> Given instruction
Each line that holds the word "waveform" counts once; give the total for the records below and nothing else.

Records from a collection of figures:
--

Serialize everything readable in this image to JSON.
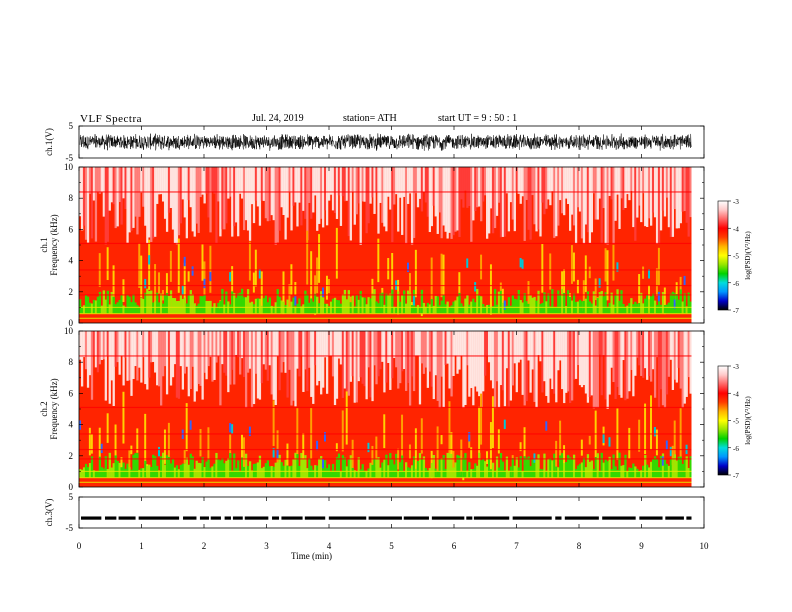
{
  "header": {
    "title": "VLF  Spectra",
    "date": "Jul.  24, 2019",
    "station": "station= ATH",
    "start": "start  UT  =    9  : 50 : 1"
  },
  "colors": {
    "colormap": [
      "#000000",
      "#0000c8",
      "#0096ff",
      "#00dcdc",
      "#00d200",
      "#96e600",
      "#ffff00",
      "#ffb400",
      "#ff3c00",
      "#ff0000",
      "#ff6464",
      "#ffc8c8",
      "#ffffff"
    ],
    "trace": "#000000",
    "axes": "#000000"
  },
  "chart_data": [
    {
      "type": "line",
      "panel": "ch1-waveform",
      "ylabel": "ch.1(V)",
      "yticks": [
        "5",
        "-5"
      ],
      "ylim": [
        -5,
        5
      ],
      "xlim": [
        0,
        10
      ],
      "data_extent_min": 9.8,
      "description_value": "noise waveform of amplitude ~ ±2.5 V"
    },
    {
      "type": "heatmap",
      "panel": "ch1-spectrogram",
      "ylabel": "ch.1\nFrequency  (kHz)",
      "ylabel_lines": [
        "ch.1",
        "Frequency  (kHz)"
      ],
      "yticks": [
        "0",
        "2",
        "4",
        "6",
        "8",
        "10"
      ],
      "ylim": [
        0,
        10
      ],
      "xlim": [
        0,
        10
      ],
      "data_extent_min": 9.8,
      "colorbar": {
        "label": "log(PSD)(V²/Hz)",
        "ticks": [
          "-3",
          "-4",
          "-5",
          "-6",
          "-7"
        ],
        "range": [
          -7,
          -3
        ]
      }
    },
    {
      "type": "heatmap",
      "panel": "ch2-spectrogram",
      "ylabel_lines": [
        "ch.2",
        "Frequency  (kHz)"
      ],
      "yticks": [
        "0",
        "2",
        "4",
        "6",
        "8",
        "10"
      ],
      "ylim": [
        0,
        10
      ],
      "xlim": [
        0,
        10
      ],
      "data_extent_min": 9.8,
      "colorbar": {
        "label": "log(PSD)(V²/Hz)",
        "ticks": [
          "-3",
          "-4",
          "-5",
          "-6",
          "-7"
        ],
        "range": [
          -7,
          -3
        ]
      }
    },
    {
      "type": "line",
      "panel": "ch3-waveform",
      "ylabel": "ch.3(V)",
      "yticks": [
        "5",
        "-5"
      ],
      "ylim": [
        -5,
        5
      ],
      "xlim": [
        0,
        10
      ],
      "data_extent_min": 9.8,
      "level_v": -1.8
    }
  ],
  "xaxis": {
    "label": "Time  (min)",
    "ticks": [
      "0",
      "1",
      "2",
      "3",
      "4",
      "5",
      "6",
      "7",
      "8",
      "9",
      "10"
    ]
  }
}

--

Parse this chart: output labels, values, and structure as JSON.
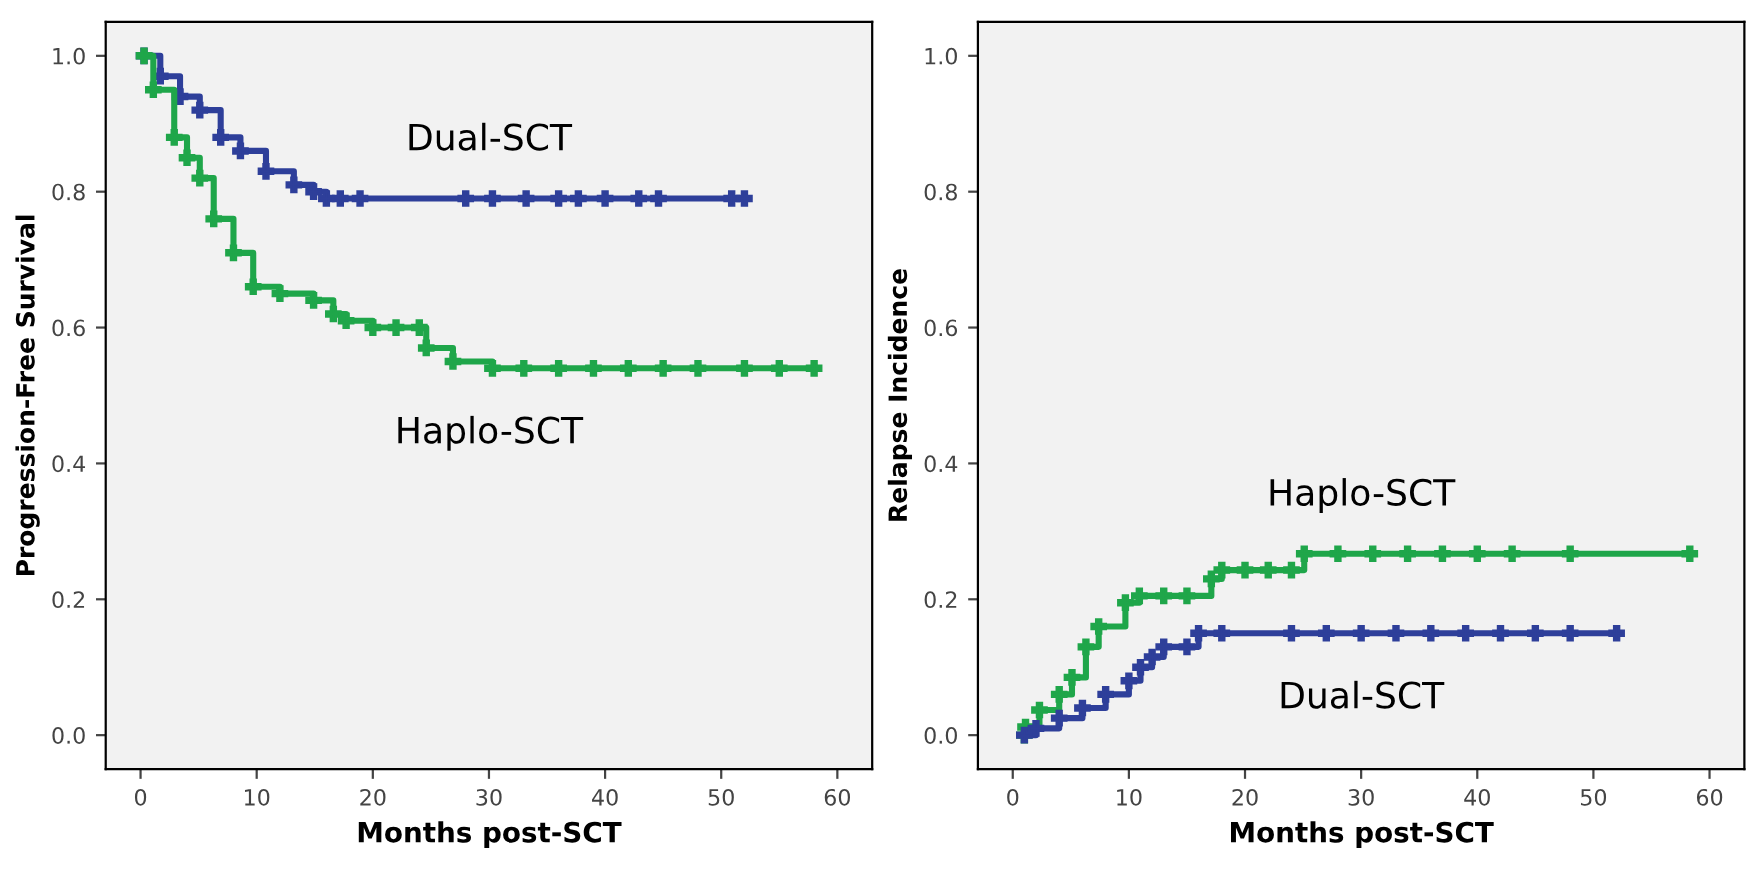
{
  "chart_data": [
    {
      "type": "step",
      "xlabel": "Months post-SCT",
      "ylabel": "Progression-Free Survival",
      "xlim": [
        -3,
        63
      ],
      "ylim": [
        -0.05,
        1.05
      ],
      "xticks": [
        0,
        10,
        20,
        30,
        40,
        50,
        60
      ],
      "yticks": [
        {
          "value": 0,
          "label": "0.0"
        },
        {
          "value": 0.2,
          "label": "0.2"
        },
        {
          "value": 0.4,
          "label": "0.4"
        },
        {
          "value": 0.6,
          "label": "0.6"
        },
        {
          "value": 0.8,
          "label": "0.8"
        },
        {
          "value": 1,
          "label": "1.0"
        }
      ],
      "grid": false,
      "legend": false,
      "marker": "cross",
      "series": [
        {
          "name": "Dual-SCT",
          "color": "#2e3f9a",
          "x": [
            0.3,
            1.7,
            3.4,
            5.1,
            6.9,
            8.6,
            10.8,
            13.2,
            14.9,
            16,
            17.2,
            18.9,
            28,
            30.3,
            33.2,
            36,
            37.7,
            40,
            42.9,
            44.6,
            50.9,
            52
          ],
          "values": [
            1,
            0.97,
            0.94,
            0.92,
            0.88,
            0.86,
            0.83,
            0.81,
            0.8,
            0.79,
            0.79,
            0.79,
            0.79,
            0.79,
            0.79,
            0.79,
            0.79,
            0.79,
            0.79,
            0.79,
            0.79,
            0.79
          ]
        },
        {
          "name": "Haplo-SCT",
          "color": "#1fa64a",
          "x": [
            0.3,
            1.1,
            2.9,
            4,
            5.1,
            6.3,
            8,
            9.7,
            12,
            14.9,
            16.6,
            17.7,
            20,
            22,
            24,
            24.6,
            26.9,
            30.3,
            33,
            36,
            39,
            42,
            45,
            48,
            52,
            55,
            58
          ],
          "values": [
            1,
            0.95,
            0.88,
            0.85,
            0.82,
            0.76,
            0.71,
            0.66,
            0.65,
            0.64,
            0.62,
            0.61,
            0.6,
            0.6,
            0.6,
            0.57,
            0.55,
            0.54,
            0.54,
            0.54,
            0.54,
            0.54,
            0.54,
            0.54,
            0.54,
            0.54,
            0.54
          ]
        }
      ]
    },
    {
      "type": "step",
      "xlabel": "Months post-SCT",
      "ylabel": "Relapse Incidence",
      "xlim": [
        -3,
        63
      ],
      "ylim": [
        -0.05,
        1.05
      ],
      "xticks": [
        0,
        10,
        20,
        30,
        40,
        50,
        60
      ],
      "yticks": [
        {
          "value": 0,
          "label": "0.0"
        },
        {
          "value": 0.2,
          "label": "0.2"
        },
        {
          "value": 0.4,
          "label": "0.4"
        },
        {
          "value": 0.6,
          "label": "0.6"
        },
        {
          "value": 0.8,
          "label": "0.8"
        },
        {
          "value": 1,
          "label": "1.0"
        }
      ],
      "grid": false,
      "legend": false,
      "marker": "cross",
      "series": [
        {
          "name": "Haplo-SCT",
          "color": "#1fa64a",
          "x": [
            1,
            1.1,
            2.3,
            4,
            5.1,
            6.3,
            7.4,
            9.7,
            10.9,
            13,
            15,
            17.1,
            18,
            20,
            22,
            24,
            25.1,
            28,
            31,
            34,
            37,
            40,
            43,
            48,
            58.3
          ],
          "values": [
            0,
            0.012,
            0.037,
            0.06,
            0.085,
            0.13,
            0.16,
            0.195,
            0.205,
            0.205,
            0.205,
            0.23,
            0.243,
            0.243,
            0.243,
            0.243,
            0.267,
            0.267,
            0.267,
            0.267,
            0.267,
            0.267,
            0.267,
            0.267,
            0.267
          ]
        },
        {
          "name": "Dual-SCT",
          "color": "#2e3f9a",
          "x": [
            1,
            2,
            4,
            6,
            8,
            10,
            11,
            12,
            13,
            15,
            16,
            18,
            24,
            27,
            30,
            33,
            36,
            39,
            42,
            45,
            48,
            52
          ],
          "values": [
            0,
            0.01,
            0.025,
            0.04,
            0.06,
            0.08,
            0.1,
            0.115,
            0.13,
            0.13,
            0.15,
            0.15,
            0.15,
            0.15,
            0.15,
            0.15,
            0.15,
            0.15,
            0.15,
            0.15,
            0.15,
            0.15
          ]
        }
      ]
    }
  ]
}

--

> Correct answer
3